(GIVEN TASK):
Copy all of the records below verbatim.

^^^^

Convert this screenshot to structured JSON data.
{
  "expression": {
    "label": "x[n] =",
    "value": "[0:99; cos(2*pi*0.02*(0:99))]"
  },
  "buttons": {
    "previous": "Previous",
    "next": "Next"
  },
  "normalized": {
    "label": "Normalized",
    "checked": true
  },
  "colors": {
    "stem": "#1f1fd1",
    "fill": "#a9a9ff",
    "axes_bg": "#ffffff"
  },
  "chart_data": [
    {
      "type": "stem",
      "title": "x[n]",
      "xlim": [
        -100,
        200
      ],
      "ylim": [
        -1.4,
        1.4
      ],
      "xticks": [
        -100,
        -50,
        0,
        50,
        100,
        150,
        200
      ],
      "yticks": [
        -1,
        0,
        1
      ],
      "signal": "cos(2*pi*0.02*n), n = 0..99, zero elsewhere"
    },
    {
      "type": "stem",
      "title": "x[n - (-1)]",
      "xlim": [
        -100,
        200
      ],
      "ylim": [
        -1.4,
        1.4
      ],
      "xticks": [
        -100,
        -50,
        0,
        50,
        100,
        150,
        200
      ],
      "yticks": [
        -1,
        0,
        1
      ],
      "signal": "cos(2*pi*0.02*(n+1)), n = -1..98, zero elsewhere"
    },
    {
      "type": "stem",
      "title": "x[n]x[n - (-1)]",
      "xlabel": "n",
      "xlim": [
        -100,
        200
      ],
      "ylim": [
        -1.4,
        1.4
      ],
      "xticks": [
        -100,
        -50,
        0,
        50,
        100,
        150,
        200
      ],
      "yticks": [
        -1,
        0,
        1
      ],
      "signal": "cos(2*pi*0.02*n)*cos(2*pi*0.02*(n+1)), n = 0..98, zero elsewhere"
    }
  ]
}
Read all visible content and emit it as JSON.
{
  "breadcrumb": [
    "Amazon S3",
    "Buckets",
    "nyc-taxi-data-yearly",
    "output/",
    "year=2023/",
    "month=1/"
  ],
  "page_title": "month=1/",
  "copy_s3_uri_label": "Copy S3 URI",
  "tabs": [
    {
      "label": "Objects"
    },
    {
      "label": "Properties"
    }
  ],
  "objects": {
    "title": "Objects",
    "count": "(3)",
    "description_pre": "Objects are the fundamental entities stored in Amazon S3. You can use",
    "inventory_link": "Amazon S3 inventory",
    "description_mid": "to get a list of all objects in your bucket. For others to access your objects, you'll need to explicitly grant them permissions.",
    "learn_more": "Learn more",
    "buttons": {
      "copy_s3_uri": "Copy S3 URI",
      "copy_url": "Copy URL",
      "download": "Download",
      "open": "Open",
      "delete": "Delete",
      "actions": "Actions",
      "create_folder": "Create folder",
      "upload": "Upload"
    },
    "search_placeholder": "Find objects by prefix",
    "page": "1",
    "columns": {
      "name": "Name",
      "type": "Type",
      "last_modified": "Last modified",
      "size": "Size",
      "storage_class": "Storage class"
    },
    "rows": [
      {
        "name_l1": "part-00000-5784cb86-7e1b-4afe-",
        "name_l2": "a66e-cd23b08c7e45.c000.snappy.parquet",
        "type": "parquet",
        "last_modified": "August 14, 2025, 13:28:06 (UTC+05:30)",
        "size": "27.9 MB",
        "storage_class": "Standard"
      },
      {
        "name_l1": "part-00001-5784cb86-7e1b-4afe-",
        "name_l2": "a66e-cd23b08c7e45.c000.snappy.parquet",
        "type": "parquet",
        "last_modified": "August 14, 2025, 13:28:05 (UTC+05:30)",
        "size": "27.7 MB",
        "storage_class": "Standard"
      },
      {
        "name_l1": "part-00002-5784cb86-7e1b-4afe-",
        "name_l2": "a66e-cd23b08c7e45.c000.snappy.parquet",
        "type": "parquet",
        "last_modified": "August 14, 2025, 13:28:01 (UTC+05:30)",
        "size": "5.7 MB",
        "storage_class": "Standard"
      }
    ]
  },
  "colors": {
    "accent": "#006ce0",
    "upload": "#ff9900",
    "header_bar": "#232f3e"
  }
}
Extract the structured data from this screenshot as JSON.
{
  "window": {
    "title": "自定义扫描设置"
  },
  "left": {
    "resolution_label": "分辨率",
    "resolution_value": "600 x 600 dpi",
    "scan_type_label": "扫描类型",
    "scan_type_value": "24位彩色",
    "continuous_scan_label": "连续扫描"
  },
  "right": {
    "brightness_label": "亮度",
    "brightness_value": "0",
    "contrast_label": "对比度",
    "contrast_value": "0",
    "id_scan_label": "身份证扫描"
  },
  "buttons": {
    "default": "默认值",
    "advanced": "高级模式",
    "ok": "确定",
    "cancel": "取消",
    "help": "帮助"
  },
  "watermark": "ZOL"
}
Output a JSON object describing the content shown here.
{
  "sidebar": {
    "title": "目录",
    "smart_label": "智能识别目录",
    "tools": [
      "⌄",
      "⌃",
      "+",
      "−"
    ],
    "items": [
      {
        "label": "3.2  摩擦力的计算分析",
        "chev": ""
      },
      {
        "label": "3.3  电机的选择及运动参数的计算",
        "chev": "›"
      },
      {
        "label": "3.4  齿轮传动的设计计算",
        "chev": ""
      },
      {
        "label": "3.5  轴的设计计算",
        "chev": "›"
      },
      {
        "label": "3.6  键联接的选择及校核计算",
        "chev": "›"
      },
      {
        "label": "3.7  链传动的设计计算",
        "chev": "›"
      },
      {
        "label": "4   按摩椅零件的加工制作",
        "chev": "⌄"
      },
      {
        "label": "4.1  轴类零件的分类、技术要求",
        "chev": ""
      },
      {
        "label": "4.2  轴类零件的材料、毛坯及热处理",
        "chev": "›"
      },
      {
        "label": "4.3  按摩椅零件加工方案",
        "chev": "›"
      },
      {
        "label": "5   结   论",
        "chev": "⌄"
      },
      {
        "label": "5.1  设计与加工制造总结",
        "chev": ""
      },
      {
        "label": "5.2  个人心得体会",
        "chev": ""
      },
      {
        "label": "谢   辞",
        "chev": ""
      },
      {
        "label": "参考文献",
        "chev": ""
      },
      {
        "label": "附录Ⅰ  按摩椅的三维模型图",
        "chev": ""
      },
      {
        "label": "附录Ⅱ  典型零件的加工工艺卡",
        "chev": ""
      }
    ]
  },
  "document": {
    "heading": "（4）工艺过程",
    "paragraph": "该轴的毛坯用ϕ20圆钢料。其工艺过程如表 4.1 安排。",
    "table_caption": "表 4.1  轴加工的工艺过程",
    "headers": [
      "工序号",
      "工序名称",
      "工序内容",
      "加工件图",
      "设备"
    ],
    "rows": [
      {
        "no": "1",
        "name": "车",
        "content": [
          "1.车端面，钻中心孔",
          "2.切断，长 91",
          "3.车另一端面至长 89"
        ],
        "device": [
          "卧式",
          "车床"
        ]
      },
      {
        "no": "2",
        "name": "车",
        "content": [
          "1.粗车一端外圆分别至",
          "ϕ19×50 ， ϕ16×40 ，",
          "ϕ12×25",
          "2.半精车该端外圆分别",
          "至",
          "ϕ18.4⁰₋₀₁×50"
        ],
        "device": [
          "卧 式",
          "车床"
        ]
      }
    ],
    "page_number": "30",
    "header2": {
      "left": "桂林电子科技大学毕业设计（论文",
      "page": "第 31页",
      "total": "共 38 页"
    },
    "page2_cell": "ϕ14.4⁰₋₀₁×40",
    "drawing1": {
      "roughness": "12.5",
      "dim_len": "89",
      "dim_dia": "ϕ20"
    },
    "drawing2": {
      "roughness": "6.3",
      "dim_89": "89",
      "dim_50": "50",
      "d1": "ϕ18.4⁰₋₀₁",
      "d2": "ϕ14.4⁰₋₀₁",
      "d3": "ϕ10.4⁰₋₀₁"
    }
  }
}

^^^^

(SOLUTION TO THIS PROBLEM):
Convert this screenshot to structured JSON data.
{
  "expression": {
    "label": "x[n] =",
    "value": "[0:99; cos(2*pi*0.02*(0:99))]"
  },
  "buttons": {
    "previous": "Previous",
    "next": "Next"
  },
  "normalized": {
    "label": "Normalized",
    "checked": true
  },
  "colors": {
    "stem": "#1f1fd1",
    "fill": "#a9a9ff",
    "axes_bg": "#ffffff"
  },
  "chart_data": [
    {
      "type": "stem",
      "title": "x[n]",
      "xlim": [
        -100,
        200
      ],
      "ylim": [
        -1.4,
        1.4
      ],
      "xticks": [
        -100,
        -50,
        0,
        50,
        100,
        150,
        200
      ],
      "yticks": [
        -1,
        0,
        1
      ],
      "signal": "cos(2*pi*0.02*n), n = 0..99, zero elsewhere"
    },
    {
      "type": "stem",
      "title": "x[n - (-1)]",
      "xlim": [
        -100,
        200
      ],
      "ylim": [
        -1.4,
        1.4
      ],
      "xticks": [
        -100,
        -50,
        0,
        50,
        100,
        150,
        200
      ],
      "yticks": [
        -1,
        0,
        1
      ],
      "signal": "cos(2*pi*0.02*(n+1)), n = -1..98, zero elsewhere"
    },
    {
      "type": "stem",
      "title": "x[n]x[n - (-1)]",
      "xlabel": "n",
      "xlim": [
        -100,
        200
      ],
      "ylim": [
        -1.4,
        1.4
      ],
      "xticks": [
        -100,
        -50,
        0,
        50,
        100,
        150,
        200
      ],
      "yticks": [
        -1,
        0,
        1
      ],
      "signal": "cos(2*pi*0.02*n)*cos(2*pi*0.02*(n+1)), n = 0..98, zero elsewhere"
    }
  ]
}
Read all visible content and emit it as JSON.
{
  "breadcrumb": [
    "Amazon S3",
    "Buckets",
    "nyc-taxi-data-yearly",
    "output/",
    "year=2023/",
    "month=1/"
  ],
  "page_title": "month=1/",
  "copy_s3_uri_label": "Copy S3 URI",
  "tabs": [
    {
      "label": "Objects"
    },
    {
      "label": "Properties"
    }
  ],
  "objects": {
    "title": "Objects",
    "count": "(3)",
    "description_pre": "Objects are the fundamental entities stored in Amazon S3. You can use",
    "inventory_link": "Amazon S3 inventory",
    "description_mid": "to get a list of all objects in your bucket. For others to access your objects, you'll need to explicitly grant them permissions.",
    "learn_more": "Learn more",
    "buttons": {
      "copy_s3_uri": "Copy S3 URI",
      "copy_url": "Copy URL",
      "download": "Download",
      "open": "Open",
      "delete": "Delete",
      "actions": "Actions",
      "create_folder": "Create folder",
      "upload": "Upload"
    },
    "search_placeholder": "Find objects by prefix",
    "page": "1",
    "columns": {
      "name": "Name",
      "type": "Type",
      "last_modified": "Last modified",
      "size": "Size",
      "storage_class": "Storage class"
    },
    "rows": [
      {
        "name_l1": "part-00000-5784cb86-7e1b-4afe-",
        "name_l2": "a66e-cd23b08c7e45.c000.snappy.parquet",
        "type": "parquet",
        "last_modified": "August 14, 2025, 13:28:06 (UTC+05:30)",
        "size": "27.9 MB",
        "storage_class": "Standard"
      },
      {
        "name_l1": "part-00001-5784cb86-7e1b-4afe-",
        "name_l2": "a66e-cd23b08c7e45.c000.snappy.parquet",
        "type": "parquet",
        "last_modified": "August 14, 2025, 13:28:05 (UTC+05:30)",
        "size": "27.7 MB",
        "storage_class": "Standard"
      },
      {
        "name_l1": "part-00002-5784cb86-7e1b-4afe-",
        "name_l2": "a66e-cd23b08c7e45.c000.snappy.parquet",
        "type": "parquet",
        "last_modified": "August 14, 2025, 13:28:01 (UTC+05:30)",
        "size": "5.7 MB",
        "storage_class": "Standard"
      }
    ]
  },
  "colors": {
    "accent": "#006ce0",
    "upload": "#ff9900",
    "header_bar": "#232f3e"
  }
}
Extract the structured data from this screenshot as JSON.
{
  "window": {
    "title": "自定义扫描设置"
  },
  "left": {
    "resolution_label": "分辨率",
    "resolution_value": "600 x 600 dpi",
    "scan_type_label": "扫描类型",
    "scan_type_value": "24位彩色",
    "continuous_scan_label": "连续扫描"
  },
  "right": {
    "brightness_label": "亮度",
    "brightness_value": "0",
    "contrast_label": "对比度",
    "contrast_value": "0",
    "id_scan_label": "身份证扫描"
  },
  "buttons": {
    "default": "默认值",
    "advanced": "高级模式",
    "ok": "确定",
    "cancel": "取消",
    "help": "帮助"
  },
  "watermark": "ZOL"
}
Output a JSON object describing the content shown here.
{
  "sidebar": {
    "title": "目录",
    "smart_label": "智能识别目录",
    "tools": [
      "⌄",
      "⌃",
      "+",
      "−"
    ],
    "items": [
      {
        "label": "3.2  摩擦力的计算分析",
        "chev": ""
      },
      {
        "label": "3.3  电机的选择及运动参数的计算",
        "chev": "›"
      },
      {
        "label": "3.4  齿轮传动的设计计算",
        "chev": ""
      },
      {
        "label": "3.5  轴的设计计算",
        "chev": "›"
      },
      {
        "label": "3.6  键联接的选择及校核计算",
        "chev": "›"
      },
      {
        "label": "3.7  链传动的设计计算",
        "chev": "›"
      },
      {
        "label": "4   按摩椅零件的加工制作",
        "chev": "⌄"
      },
      {
        "label": "4.1  轴类零件的分类、技术要求",
        "chev": ""
      },
      {
        "label": "4.2  轴类零件的材料、毛坯及热处理",
        "chev": "›"
      },
      {
        "label": "4.3  按摩椅零件加工方案",
        "chev": "›"
      },
      {
        "label": "5   结   论",
        "chev": "⌄"
      },
      {
        "label": "5.1  设计与加工制造总结",
        "chev": ""
      },
      {
        "label": "5.2  个人心得体会",
        "chev": ""
      },
      {
        "label": "谢   辞",
        "chev": ""
      },
      {
        "label": "参考文献",
        "chev": ""
      },
      {
        "label": "附录Ⅰ  按摩椅的三维模型图",
        "chev": ""
      },
      {
        "label": "附录Ⅱ  典型零件的加工工艺卡",
        "chev": ""
      }
    ]
  },
  "document": {
    "heading": "（4）工艺过程",
    "paragraph": "该轴的毛坯用ϕ20圆钢料。其工艺过程如表 4.1 安排。",
    "table_caption": "表 4.1  轴加工的工艺过程",
    "headers": [
      "工序号",
      "工序名称",
      "工序内容",
      "加工件图",
      "设备"
    ],
    "rows": [
      {
        "no": "1",
        "name": "车",
        "content": [
          "1.车端面，钻中心孔",
          "2.切断，长 91",
          "3.车另一端面至长 89"
        ],
        "device": [
          "卧式",
          "车床"
        ]
      },
      {
        "no": "2",
        "name": "车",
        "content": [
          "1.粗车一端外圆分别至",
          "ϕ19×50 ， ϕ16×40 ，",
          "ϕ12×25",
          "2.半精车该端外圆分别",
          "至",
          "ϕ18.4⁰₋₀₁×50"
        ],
        "device": [
          "卧 式",
          "车床"
        ]
      }
    ],
    "page_number": "30",
    "header2": {
      "left": "桂林电子科技大学毕业设计（论文",
      "page": "第 31页",
      "total": "共 38 页"
    },
    "page2_cell": "ϕ14.4⁰₋₀₁×40",
    "drawing1": {
      "roughness": "12.5",
      "dim_len": "89",
      "dim_dia": "ϕ20"
    },
    "drawing2": {
      "roughness": "6.3",
      "dim_89": "89",
      "dim_50": "50",
      "d1": "ϕ18.4⁰₋₀₁",
      "d2": "ϕ14.4⁰₋₀₁",
      "d3": "ϕ10.4⁰₋₀₁"
    }
  }
}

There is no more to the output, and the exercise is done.